- PROBLEM STATEMENT -
Count how many lines in the material below hold the word "color"; the reply is that number alone.

■ ■ ■

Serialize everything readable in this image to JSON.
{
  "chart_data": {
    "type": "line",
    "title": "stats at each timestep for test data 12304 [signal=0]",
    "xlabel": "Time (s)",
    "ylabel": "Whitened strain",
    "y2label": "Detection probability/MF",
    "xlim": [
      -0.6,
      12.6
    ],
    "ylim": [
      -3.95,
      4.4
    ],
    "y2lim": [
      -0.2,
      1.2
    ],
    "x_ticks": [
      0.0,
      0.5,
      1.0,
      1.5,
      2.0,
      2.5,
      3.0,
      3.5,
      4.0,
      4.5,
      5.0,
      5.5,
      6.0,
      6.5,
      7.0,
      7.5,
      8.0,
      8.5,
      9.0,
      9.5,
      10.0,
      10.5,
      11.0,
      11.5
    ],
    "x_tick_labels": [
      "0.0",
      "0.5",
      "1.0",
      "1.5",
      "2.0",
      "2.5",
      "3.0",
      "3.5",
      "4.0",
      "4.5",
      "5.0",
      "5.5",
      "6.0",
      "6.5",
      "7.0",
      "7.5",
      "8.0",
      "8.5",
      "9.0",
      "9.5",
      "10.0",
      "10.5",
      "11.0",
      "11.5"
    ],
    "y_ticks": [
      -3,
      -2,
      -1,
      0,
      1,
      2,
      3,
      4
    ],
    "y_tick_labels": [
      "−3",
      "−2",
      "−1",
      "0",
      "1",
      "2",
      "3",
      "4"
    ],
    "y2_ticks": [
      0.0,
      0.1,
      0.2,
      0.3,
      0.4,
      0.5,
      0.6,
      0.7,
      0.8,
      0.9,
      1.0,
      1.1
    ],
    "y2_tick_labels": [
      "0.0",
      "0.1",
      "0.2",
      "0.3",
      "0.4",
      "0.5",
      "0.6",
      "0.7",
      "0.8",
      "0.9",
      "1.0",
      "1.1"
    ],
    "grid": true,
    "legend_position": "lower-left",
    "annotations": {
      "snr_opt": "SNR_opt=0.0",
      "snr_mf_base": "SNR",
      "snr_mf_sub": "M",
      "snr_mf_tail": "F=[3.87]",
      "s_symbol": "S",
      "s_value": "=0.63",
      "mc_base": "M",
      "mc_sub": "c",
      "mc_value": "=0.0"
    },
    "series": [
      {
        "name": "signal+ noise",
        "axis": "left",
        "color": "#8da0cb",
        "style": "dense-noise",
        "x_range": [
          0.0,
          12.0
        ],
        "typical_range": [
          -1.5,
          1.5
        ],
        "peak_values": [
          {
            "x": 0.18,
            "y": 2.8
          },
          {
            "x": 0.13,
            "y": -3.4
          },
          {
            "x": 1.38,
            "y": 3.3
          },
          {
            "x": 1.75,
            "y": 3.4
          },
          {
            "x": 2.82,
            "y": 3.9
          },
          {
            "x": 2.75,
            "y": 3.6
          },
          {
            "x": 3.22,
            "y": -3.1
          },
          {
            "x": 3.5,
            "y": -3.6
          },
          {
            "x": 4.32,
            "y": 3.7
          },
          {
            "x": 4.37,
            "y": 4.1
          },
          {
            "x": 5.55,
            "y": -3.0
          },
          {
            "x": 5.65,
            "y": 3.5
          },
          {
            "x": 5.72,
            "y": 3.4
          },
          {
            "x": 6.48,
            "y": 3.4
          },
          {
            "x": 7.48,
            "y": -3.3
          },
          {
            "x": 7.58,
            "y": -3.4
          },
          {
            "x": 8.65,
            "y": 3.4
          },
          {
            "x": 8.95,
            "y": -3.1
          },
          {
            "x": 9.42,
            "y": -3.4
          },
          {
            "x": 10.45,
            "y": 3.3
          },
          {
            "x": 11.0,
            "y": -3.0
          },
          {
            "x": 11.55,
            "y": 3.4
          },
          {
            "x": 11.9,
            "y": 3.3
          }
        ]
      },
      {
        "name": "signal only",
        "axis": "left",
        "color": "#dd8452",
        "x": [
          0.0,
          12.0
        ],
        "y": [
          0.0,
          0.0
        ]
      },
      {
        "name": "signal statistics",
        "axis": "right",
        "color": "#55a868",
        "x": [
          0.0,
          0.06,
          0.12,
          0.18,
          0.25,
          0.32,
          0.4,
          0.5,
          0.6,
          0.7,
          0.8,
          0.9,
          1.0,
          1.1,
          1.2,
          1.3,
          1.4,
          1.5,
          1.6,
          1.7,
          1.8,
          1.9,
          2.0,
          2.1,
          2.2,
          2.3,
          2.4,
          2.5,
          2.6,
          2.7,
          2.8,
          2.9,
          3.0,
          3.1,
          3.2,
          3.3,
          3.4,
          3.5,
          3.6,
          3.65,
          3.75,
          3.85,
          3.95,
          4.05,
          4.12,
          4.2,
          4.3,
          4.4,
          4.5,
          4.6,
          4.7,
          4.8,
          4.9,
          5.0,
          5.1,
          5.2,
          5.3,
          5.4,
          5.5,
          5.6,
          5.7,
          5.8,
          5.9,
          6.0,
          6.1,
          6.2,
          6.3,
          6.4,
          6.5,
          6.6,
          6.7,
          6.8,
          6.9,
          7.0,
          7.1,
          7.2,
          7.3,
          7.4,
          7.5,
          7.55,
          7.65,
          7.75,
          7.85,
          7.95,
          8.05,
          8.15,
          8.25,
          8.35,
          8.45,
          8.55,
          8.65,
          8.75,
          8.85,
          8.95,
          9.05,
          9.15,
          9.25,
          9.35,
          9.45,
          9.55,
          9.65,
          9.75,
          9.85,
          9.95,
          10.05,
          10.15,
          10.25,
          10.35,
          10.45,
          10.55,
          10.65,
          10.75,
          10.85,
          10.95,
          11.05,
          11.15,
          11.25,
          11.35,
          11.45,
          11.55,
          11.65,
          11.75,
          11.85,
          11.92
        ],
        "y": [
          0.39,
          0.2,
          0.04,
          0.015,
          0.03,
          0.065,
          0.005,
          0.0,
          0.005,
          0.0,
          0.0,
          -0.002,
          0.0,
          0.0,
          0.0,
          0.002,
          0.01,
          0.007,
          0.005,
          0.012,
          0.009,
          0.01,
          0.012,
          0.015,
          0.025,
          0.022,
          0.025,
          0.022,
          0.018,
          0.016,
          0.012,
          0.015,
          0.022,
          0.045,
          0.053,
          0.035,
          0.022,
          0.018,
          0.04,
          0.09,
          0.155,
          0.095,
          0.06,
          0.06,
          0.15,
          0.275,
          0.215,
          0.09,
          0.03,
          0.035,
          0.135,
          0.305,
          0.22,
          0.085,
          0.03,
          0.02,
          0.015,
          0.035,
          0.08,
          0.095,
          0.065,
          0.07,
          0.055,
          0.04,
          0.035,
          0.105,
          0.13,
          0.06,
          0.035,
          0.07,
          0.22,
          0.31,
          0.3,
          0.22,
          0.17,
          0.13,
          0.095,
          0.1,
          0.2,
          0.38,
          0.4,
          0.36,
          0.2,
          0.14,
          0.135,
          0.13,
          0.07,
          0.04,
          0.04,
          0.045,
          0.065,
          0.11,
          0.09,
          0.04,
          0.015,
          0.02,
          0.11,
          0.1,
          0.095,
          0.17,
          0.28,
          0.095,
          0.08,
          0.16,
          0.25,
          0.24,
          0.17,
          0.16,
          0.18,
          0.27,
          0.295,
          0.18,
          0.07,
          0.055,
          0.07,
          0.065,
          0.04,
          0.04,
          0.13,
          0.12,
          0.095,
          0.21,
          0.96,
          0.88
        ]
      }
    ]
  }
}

■ ■ ■

- EXERCISE RESULT -
3